- [GOAL]: Compute how many lines in the entries below contain "optional", and output nothing but the number.

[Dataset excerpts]
· · ·

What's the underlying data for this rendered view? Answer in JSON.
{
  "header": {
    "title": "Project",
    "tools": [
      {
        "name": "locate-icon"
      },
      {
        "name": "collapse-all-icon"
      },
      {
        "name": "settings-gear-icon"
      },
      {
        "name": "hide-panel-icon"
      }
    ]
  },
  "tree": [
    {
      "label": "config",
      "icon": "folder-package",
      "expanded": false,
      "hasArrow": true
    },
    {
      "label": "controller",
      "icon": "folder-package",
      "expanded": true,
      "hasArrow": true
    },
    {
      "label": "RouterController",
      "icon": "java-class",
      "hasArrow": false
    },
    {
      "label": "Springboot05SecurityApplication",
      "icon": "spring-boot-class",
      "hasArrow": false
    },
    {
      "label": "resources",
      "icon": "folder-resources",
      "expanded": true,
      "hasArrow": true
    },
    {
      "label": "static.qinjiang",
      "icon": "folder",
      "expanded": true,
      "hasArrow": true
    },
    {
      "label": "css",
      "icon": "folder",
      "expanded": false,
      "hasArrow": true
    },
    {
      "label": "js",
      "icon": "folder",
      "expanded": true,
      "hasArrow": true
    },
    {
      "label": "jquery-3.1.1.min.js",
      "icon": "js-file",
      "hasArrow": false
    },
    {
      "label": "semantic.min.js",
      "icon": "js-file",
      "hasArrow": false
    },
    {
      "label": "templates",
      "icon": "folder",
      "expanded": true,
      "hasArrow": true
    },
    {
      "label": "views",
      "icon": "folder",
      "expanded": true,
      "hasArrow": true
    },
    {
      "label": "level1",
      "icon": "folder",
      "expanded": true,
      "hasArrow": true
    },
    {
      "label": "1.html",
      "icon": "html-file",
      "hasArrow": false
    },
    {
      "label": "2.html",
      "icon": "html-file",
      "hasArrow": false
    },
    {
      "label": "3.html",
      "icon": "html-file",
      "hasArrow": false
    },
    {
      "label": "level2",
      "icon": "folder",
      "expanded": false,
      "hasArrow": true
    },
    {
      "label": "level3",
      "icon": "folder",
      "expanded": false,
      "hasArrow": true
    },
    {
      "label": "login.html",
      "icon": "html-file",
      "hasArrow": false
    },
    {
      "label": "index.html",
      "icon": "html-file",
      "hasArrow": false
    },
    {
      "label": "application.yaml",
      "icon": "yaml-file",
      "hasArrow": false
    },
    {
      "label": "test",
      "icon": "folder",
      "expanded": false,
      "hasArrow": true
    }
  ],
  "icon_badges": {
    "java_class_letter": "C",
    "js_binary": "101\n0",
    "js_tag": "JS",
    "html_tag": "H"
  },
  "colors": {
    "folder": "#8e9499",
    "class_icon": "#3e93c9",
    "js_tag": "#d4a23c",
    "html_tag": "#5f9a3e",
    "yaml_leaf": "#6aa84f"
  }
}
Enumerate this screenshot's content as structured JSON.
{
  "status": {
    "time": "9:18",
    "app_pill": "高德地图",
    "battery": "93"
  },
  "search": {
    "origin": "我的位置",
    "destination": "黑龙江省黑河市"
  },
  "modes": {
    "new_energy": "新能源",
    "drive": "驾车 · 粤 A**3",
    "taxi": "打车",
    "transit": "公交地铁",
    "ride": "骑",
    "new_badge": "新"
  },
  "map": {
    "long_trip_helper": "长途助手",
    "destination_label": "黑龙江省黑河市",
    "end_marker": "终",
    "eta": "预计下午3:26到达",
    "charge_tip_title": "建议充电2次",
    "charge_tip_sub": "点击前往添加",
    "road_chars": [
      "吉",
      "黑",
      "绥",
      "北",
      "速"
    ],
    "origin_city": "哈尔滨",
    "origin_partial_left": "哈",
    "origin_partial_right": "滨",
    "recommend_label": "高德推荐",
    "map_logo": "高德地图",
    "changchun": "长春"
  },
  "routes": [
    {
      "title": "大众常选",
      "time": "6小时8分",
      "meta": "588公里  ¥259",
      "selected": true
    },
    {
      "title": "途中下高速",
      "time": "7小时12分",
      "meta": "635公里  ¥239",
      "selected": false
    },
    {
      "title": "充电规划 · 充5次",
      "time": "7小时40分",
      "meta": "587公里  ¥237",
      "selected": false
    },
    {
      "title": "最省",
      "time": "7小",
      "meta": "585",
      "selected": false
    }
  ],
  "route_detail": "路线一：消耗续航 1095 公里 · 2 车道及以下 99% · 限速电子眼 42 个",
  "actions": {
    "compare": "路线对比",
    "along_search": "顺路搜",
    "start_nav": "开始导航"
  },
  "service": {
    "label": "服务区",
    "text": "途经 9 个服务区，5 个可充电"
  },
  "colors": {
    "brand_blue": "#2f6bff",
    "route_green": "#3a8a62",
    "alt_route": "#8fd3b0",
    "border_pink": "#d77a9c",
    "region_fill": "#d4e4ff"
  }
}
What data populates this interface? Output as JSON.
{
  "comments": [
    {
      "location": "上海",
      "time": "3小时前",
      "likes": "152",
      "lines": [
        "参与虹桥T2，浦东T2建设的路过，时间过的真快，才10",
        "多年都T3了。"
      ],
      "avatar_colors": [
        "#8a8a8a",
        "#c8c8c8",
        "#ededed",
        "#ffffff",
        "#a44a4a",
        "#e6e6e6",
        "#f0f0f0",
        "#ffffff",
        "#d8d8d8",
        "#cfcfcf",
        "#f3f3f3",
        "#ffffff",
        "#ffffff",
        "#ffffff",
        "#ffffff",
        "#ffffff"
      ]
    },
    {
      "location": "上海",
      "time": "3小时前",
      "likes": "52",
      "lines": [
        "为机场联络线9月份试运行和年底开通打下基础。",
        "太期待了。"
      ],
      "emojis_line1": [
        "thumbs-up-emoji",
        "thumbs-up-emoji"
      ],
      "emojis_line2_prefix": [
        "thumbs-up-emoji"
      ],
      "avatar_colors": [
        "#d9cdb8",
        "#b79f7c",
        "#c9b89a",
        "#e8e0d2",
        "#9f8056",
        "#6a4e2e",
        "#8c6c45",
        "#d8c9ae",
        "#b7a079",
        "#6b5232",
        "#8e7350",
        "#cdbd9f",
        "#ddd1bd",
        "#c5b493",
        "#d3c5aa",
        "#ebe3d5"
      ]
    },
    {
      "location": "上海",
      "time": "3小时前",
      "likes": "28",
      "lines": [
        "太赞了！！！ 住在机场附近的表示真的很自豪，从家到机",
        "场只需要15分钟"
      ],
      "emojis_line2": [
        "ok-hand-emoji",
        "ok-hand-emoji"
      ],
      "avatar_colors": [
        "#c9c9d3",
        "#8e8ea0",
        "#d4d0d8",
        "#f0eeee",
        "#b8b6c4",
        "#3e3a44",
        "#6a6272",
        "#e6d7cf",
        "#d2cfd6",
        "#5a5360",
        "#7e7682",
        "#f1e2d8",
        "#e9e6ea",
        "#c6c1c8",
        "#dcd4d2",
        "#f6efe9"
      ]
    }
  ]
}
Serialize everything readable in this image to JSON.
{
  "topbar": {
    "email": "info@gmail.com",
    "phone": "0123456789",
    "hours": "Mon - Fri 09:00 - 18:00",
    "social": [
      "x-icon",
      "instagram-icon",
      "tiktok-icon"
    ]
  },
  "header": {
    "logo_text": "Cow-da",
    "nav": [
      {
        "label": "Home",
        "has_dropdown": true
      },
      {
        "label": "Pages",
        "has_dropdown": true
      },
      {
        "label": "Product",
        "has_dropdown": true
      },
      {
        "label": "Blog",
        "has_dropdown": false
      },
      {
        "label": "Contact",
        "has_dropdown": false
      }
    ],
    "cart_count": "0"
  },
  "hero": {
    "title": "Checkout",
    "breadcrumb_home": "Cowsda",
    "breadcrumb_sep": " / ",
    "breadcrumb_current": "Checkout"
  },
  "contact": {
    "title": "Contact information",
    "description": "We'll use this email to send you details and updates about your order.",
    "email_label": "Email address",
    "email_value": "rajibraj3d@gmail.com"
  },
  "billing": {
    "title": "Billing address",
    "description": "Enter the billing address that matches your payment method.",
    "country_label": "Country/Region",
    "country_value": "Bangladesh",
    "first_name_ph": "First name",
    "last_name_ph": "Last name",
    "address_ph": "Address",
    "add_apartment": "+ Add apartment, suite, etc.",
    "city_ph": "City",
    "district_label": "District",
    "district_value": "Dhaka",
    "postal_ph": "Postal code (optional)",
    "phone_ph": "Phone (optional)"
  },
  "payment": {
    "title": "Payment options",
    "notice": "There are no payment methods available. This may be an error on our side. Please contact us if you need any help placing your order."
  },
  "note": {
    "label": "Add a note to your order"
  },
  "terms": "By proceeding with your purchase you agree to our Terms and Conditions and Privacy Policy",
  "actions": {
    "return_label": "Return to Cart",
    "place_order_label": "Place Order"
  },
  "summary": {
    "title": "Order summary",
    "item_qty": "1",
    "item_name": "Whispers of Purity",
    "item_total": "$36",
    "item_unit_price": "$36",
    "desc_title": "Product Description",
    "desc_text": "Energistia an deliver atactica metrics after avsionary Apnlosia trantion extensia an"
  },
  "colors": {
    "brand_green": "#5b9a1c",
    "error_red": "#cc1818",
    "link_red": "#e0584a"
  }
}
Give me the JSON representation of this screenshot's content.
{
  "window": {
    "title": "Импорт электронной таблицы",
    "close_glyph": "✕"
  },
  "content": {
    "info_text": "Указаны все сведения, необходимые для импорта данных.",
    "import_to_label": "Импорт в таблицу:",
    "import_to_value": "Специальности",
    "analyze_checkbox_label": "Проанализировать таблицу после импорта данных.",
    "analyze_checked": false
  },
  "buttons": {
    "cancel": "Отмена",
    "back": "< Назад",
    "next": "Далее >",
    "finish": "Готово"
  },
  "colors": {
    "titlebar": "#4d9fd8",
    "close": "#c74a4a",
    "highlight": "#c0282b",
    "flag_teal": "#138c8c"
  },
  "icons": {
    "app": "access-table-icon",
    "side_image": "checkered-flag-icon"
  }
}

· · ·

- [TASK OUTPUT]: 2